Task brief:
Produce an exact transcription of the listing below, omitting the pictures.

Stored rows:
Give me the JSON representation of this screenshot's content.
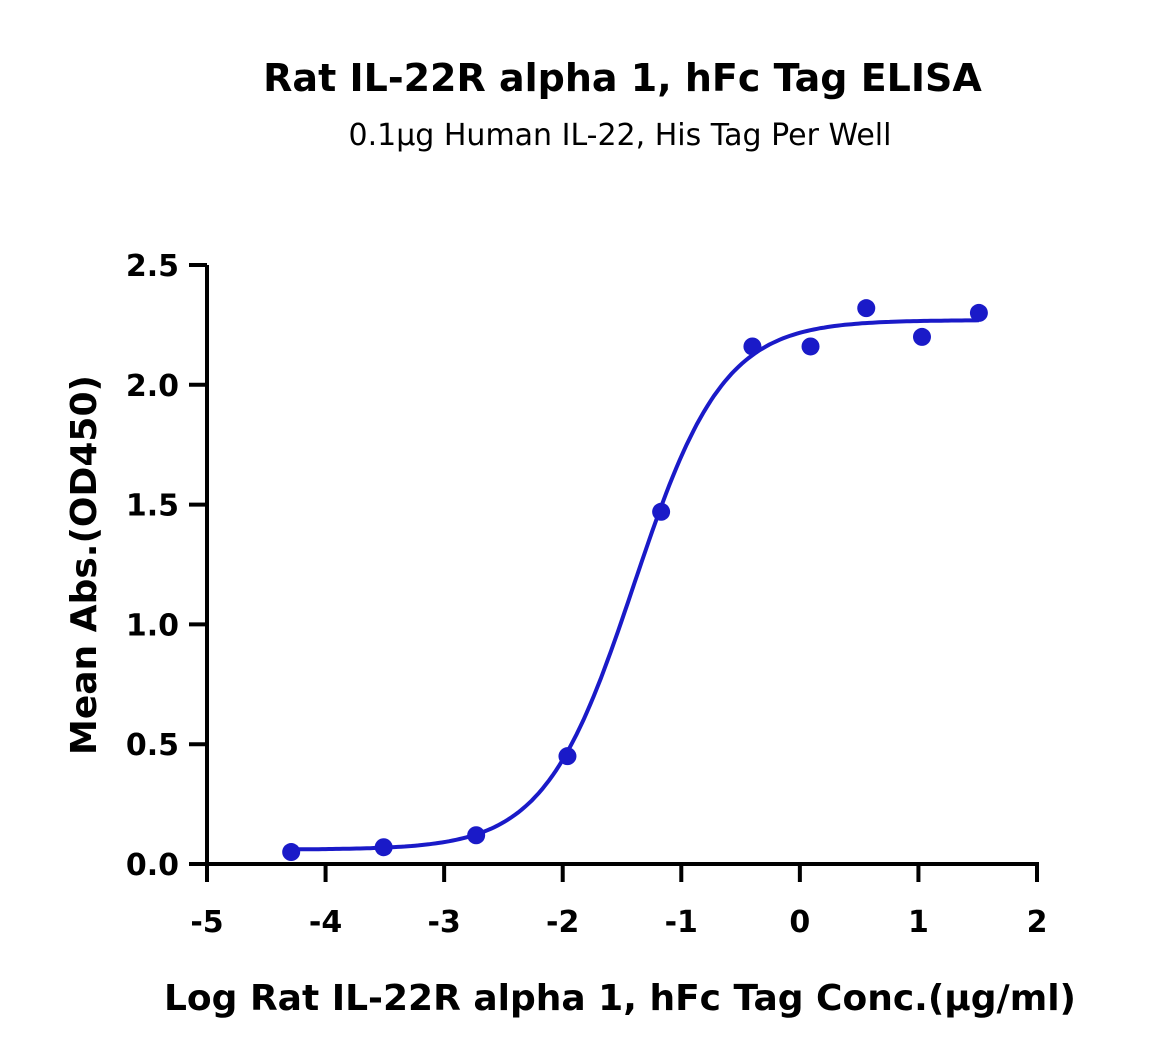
{
  "chart_data": {
    "type": "scatter",
    "title": "Rat IL-22R alpha 1, hFc Tag ELISA",
    "subtitle": "0.1µg Human IL-22, His Tag Per Well",
    "xlabel": "Log Rat IL-22R alpha 1, hFc Tag Conc.(µg/ml)",
    "ylabel": "Mean Abs.(OD450)",
    "xlim": [
      -5,
      2
    ],
    "ylim": [
      0,
      2.5
    ],
    "xticks": [
      "-5",
      "-4",
      "-3",
      "-2",
      "-1",
      "0",
      "1",
      "2"
    ],
    "yticks": [
      "0.0",
      "0.5",
      "1.0",
      "1.5",
      "2.0",
      "2.5"
    ],
    "grid": false,
    "color": "#1a1ac8",
    "points": [
      {
        "x": -4.29,
        "y": 0.05
      },
      {
        "x": -3.51,
        "y": 0.07
      },
      {
        "x": -2.73,
        "y": 0.12
      },
      {
        "x": -1.96,
        "y": 0.45
      },
      {
        "x": -1.17,
        "y": 1.47
      },
      {
        "x": -0.4,
        "y": 2.16
      },
      {
        "x": 0.09,
        "y": 2.16
      },
      {
        "x": 0.56,
        "y": 2.32
      },
      {
        "x": 1.03,
        "y": 2.2
      },
      {
        "x": 1.51,
        "y": 2.3
      }
    ],
    "fit": {
      "model": "4PL",
      "bottom": 0.06,
      "top": 2.27,
      "logEC50": -1.4,
      "hill": 1.15,
      "x_range": [
        -4.29,
        1.51
      ]
    }
  }
}
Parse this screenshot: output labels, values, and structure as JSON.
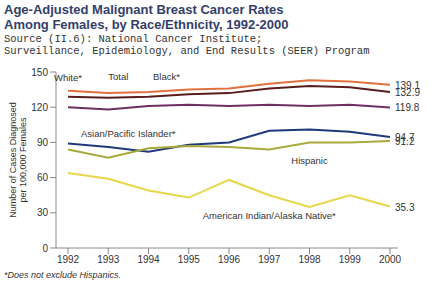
{
  "chart_data": {
    "type": "line",
    "title": [
      "Age-Adjusted Malignant Breast Cancer Rates",
      "Among Females, by Race/Ethnicity, 1992-2000"
    ],
    "subtitle": [
      "Source (II.6): National Cancer Institute;",
      "Surveillance, Epidemiology, and End Results (SEER) Program"
    ],
    "ylabel": [
      "Number of Cases Diagnosed",
      "per 100,000 Females"
    ],
    "annotations": [
      "*Does not exclude Hispanics."
    ],
    "categories": [
      "1992",
      "1993",
      "1994",
      "1995",
      "1996",
      "1997",
      "1998",
      "1999",
      "2000"
    ],
    "ylim": [
      0,
      150
    ],
    "yticks": [
      0,
      30,
      60,
      90,
      120,
      150
    ],
    "grid": false,
    "data_labels": true,
    "series": [
      {
        "name": "White*",
        "color": "#e2703f",
        "values": [
          134,
          132,
          133,
          135,
          136,
          140,
          143,
          142,
          139.1
        ],
        "value_labels": [
          null,
          null,
          null,
          null,
          null,
          null,
          null,
          null,
          "139.1"
        ]
      },
      {
        "name": "Total",
        "color": "#5a1c1c",
        "values": [
          129,
          128,
          129,
          131,
          132,
          136,
          138,
          137,
          132.9
        ],
        "value_labels": [
          null,
          null,
          null,
          null,
          null,
          null,
          null,
          null,
          "132.9"
        ]
      },
      {
        "name": "Black*",
        "color": "#6e2f63",
        "values": [
          120,
          118,
          121,
          122,
          121,
          122,
          121,
          122,
          119.8
        ],
        "value_labels": [
          null,
          null,
          null,
          null,
          null,
          null,
          null,
          null,
          "119.8"
        ]
      },
      {
        "name": "Asian/Pacific Islander*",
        "color": "#1f3a7a",
        "values": [
          89,
          86,
          82,
          88,
          90,
          100,
          101,
          99,
          94.7
        ],
        "value_labels": [
          null,
          null,
          null,
          null,
          null,
          null,
          null,
          null,
          "94.7"
        ]
      },
      {
        "name": "Hispanic",
        "color": "#a9a83c",
        "values": [
          84,
          77,
          85,
          87,
          86,
          84,
          90,
          90,
          91.2
        ],
        "value_labels": [
          null,
          null,
          null,
          null,
          null,
          null,
          null,
          null,
          "91.2"
        ]
      },
      {
        "name": "American Indian/Alaska Native*",
        "color": "#e8d64a",
        "values": [
          64,
          59,
          49,
          43,
          58,
          45,
          35,
          45,
          35.3
        ],
        "value_labels": [
          null,
          null,
          null,
          null,
          null,
          null,
          null,
          null,
          "35.3"
        ]
      }
    ]
  }
}
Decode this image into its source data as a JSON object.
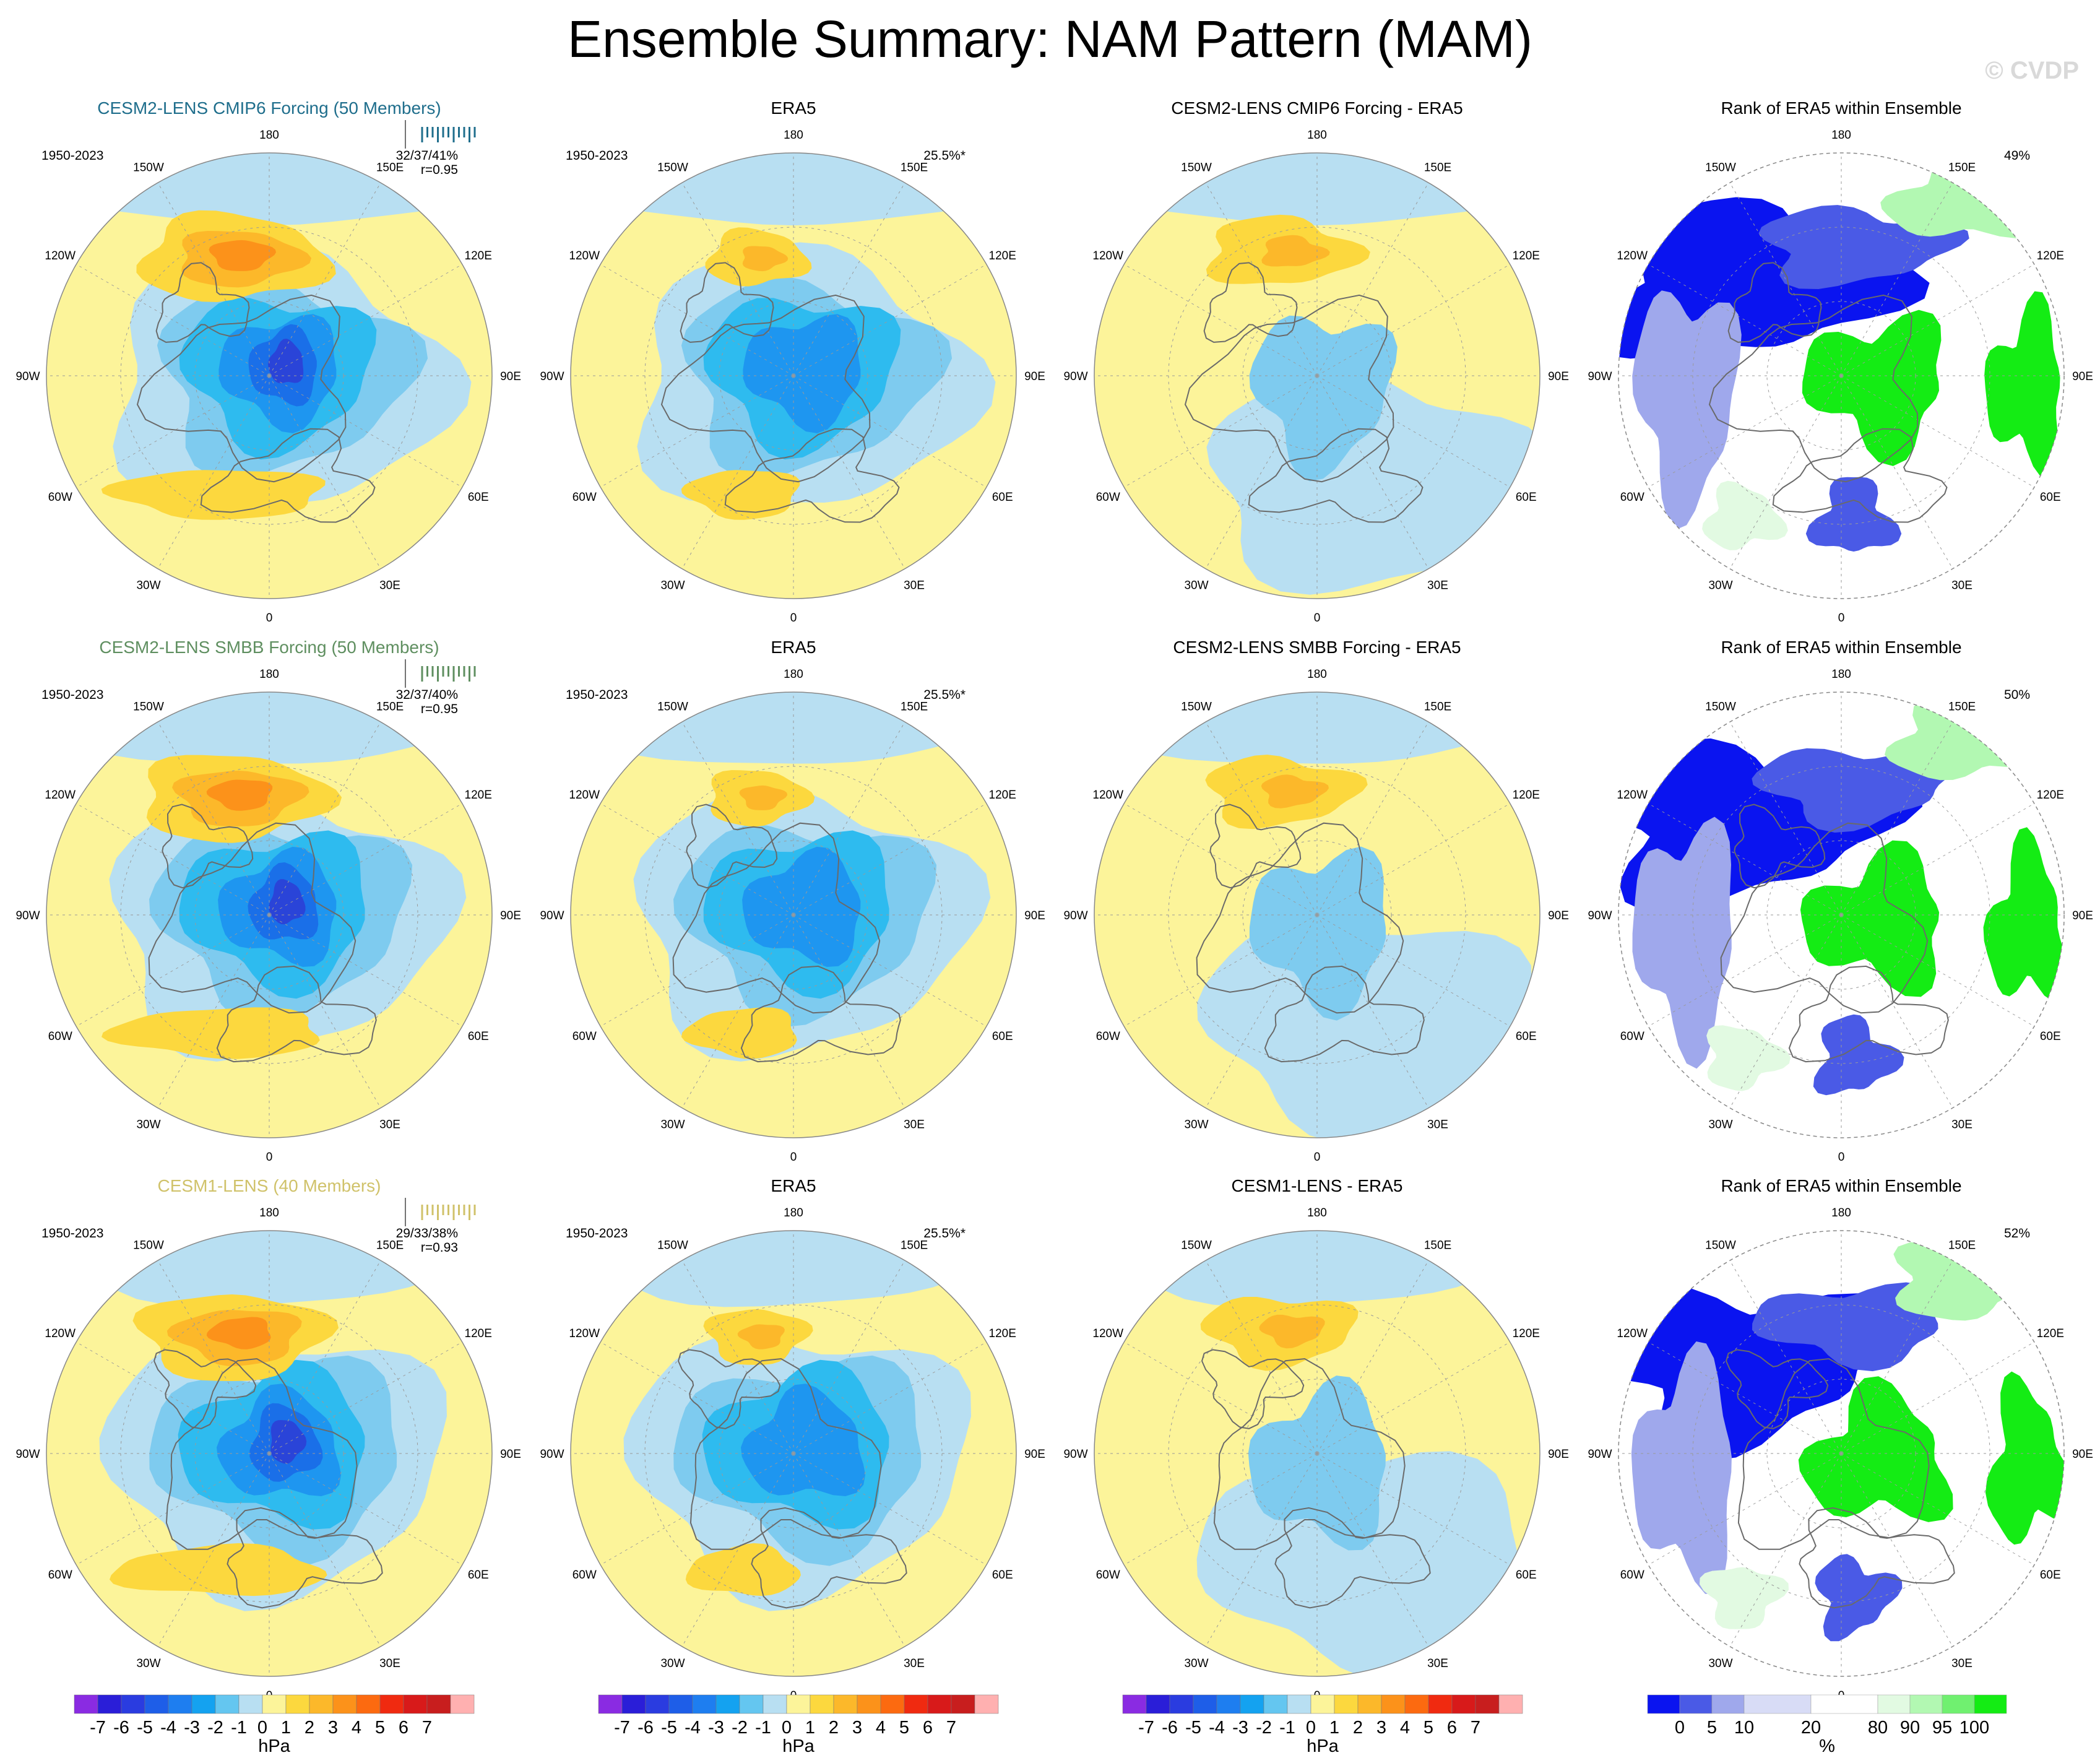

Output for this task:
Give me the JSON representation of this screenshot's content.
{
  "chart_data": {
    "type": "scatter",
    "title": "Rat IL-22R alpha 1, hFc Tag ELISA",
    "subtitle": "0.1µg Human IL-22, His Tag Per Well",
    "xlabel": "Log Rat IL-22R alpha 1, hFc Tag Conc.(µg/ml)",
    "ylabel": "Mean Abs.(OD450)",
    "xlim": [
      -5,
      2
    ],
    "ylim": [
      0,
      2.5
    ],
    "xticks": [
      "-5",
      "-4",
      "-3",
      "-2",
      "-1",
      "0",
      "1",
      "2"
    ],
    "yticks": [
      "0.0",
      "0.5",
      "1.0",
      "1.5",
      "2.0",
      "2.5"
    ],
    "grid": false,
    "color": "#1a1ac8",
    "points": [
      {
        "x": -4.29,
        "y": 0.05
      },
      {
        "x": -3.51,
        "y": 0.07
      },
      {
        "x": -2.73,
        "y": 0.12
      },
      {
        "x": -1.96,
        "y": 0.45
      },
      {
        "x": -1.17,
        "y": 1.47
      },
      {
        "x": -0.4,
        "y": 2.16
      },
      {
        "x": 0.09,
        "y": 2.16
      },
      {
        "x": 0.56,
        "y": 2.32
      },
      {
        "x": 1.03,
        "y": 2.2
      },
      {
        "x": 1.51,
        "y": 2.3
      }
    ],
    "fit": {
      "model": "4PL",
      "bottom": 0.06,
      "top": 2.27,
      "logEC50": -1.4,
      "hill": 1.15,
      "x_range": [
        -4.29,
        1.51
      ]
    }
  }
}
Parse this screenshot: output labels, values, and structure as JSON.
{
  "chart_data": {
    "type": "line",
    "title": [
      "Age-Adjusted Malignant Breast Cancer Rates",
      "Among Females, by Race/Ethnicity, 1992-2000"
    ],
    "subtitle": [
      "Source (II.6): National Cancer Institute;",
      "Surveillance, Epidemiology, and End Results (SEER) Program"
    ],
    "ylabel": [
      "Number of Cases Diagnosed",
      "per 100,000 Females"
    ],
    "annotations": [
      "*Does not exclude Hispanics."
    ],
    "categories": [
      "1992",
      "1993",
      "1994",
      "1995",
      "1996",
      "1997",
      "1998",
      "1999",
      "2000"
    ],
    "ylim": [
      0,
      150
    ],
    "yticks": [
      0,
      30,
      60,
      90,
      120,
      150
    ],
    "grid": false,
    "data_labels": true,
    "series": [
      {
        "name": "White*",
        "color": "#e2703f",
        "values": [
          134,
          132,
          133,
          135,
          136,
          140,
          143,
          142,
          139.1
        ],
        "value_labels": [
          null,
          null,
          null,
          null,
          null,
          null,
          null,
          null,
          "139.1"
        ]
      },
      {
        "name": "Total",
        "color": "#5a1c1c",
        "values": [
          129,
          128,
          129,
          131,
          132,
          136,
          138,
          137,
          132.9
        ],
        "value_labels": [
          null,
          null,
          null,
          null,
          null,
          null,
          null,
          null,
          "132.9"
        ]
      },
      {
        "name": "Black*",
        "color": "#6e2f63",
        "values": [
          120,
          118,
          121,
          122,
          121,
          122,
          121,
          122,
          119.8
        ],
        "value_labels": [
          null,
          null,
          null,
          null,
          null,
          null,
          null,
          null,
          "119.8"
        ]
      },
      {
        "name": "Asian/Pacific Islander*",
        "color": "#1f3a7a",
        "values": [
          89,
          86,
          82,
          88,
          90,
          100,
          101,
          99,
          94.7
        ],
        "value_labels": [
          null,
          null,
          null,
          null,
          null,
          null,
          null,
          null,
          "94.7"
        ]
      },
      {
        "name": "Hispanic",
        "color": "#a9a83c",
        "values": [
          84,
          77,
          85,
          87,
          86,
          84,
          90,
          90,
          91.2
        ],
        "value_labels": [
          null,
          null,
          null,
          null,
          null,
          null,
          null,
          null,
          "91.2"
        ]
      },
      {
        "name": "American Indian/Alaska Native*",
        "color": "#e8d64a",
        "values": [
          64,
          59,
          49,
          43,
          58,
          45,
          35,
          45,
          35.3
        ],
        "value_labels": [
          null,
          null,
          null,
          null,
          null,
          null,
          null,
          null,
          "35.3"
        ]
      }
    ]
  }
}
Decode this image into its source data as a JSON object.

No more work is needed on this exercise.